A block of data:
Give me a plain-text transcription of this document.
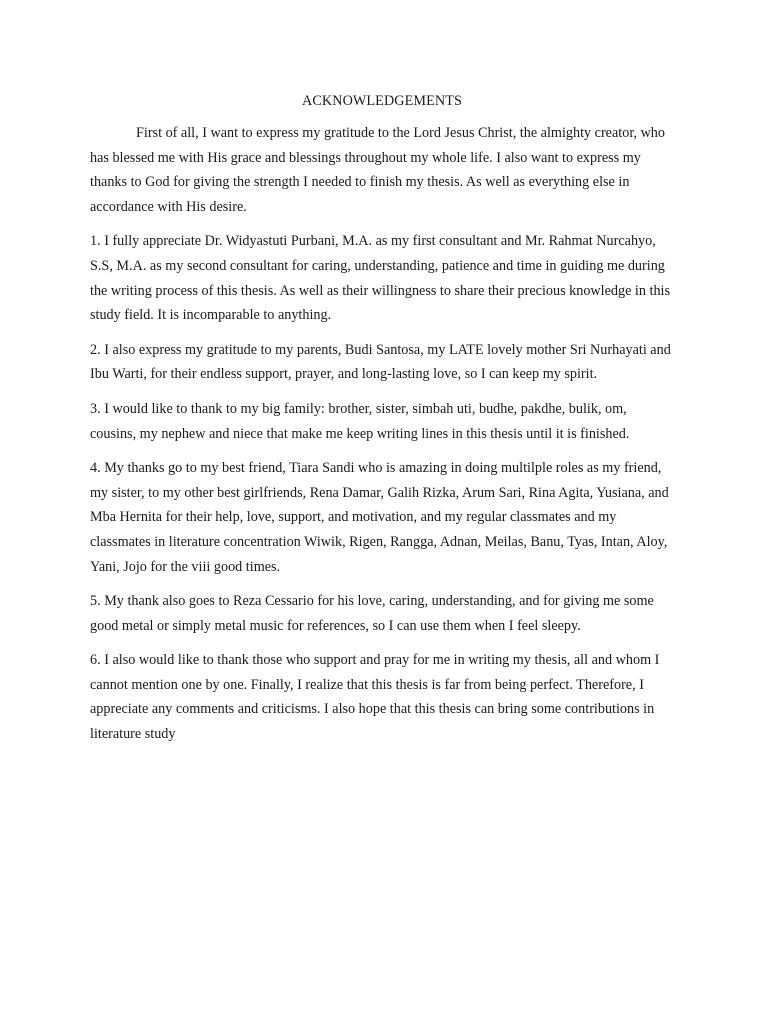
ACKNOWLEDGEMENTS

First of all, I want to express my gratitude to the Lord Jesus Christ, the almighty creator, who has blessed me with His grace and blessings throughout my whole life. I also want to express my thanks to God for giving the strength I needed to finish my thesis. As well as everything else in accordance with His desire.

1. I fully appreciate Dr. Widyastuti Purbani, M.A. as my first consultant and Mr. Rahmat Nurcahyo, S.S, M.A. as my second consultant for caring, understanding, patience and time in guiding me during the writing process of this thesis. As well as their willingness to share their precious knowledge in this study field. It is incomparable to anything.

2. I also express my gratitude to my parents, Budi Santosa, my LATE lovely mother Sri Nurhayati and Ibu Warti, for their endless support, prayer, and long-lasting love, so I can keep my spirit.

3. I would like to thank to my big family: brother, sister, simbah uti, budhe, pakdhe, bulik, om, cousins, my nephew and niece that make me keep writing lines in this thesis until it is finished.

4. My thanks go to my best friend, Tiara Sandi who is amazing in doing multilple roles as my friend, my sister, to my other best girlfriends, Rena Damar, Galih Rizka, Arum Sari, Rina Agita, Yusiana, and Mba Hernita for their help, love, support, and motivation, and my regular classmates and my classmates in literature concentration Wiwik, Rigen, Rangga, Adnan, Meilas, Banu, Tyas, Intan, Aloy, Yani, Jojo for the viii good times.

5. My thank also goes to Reza Cessario for his love, caring, understanding, and for giving me some good metal or simply metal music for references, so I can use them when I feel sleepy.

6. I also would like to thank those who support and pray for me in writing my thesis, all and whom I cannot mention one by one. Finally, I realize that this thesis is far from being perfect. Therefore, I appreciate any comments and criticisms. I also hope that this thesis can bring some contributions in literature study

Exercise aim: Where a line holds "keep", copy that line.

Worked answer:
2. I also express my gratitude to my parents, Budi Santosa, my LATE lovely mother Sri Nurhayati and Ibu Warti, for their endless support, prayer, and long-lasting love, so I can keep my spirit.
3. I would like to thank to my big family: brother, sister, simbah uti, budhe, pakdhe, bulik, om, cousins, my nephew and niece that make me keep writing lines in this thesis until it is finished.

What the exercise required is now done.